■ What you have to do: Go through the listing and return every line with "design" in it.

■ The data:
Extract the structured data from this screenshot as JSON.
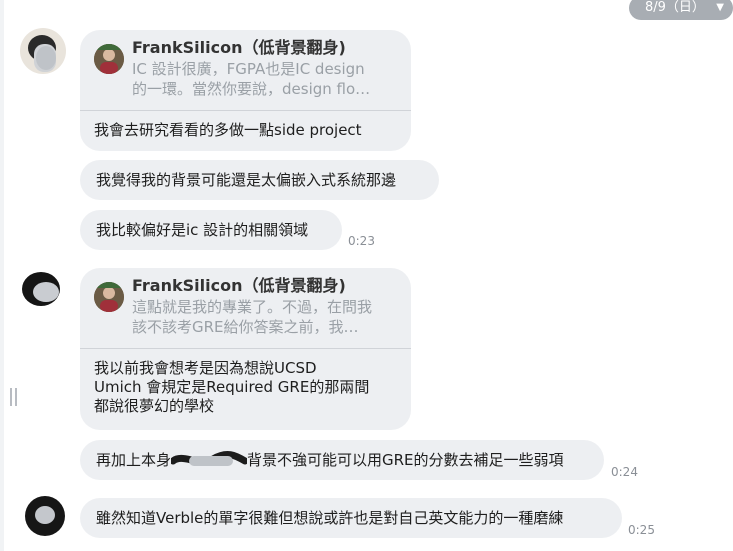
{
  "date_separator": {
    "label": "8/9（日）",
    "caret": "▼"
  },
  "messages": [
    {
      "reply": {
        "name": "FrankSilicon（低背景翻身)",
        "quote_line1": "IC 設計很廣，FGPA也是IC design",
        "quote_line2": "的一環。當然你要說，design flo…"
      },
      "text": "我會去研究看看的多做一點side project"
    },
    {
      "text": "我覺得我的背景可能還是太偏嵌入式系統那邊"
    },
    {
      "text": "我比較偏好是ic 設計的相關領域",
      "time": "0:23"
    },
    {
      "reply": {
        "name": "FrankSilicon（低背景翻身)",
        "quote_line1": "這點就是我的專業了。不過，在問我",
        "quote_line2": "該不該考GRE給你答案之前，我…"
      },
      "lines": [
        "我以前我會想考是因為想說UCSD",
        "Umich 會規定是Required GRE的那兩間",
        "都說很夢幻的學校"
      ]
    },
    {
      "text_start": "再加上本身",
      "text_end": "背景不強可能可以用GRE的分數去補足一些弱項",
      "time": "0:24"
    },
    {
      "text": "雖然知道Verble的單字很難但想說或許也是對自己英文能力的一種磨練",
      "time": "0:25"
    }
  ]
}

■ Full solution:
        "quote_line1": "IC 設計很廣，FGPA也是IC design",
        "quote_line2": "的一環。當然你要說，design flo…"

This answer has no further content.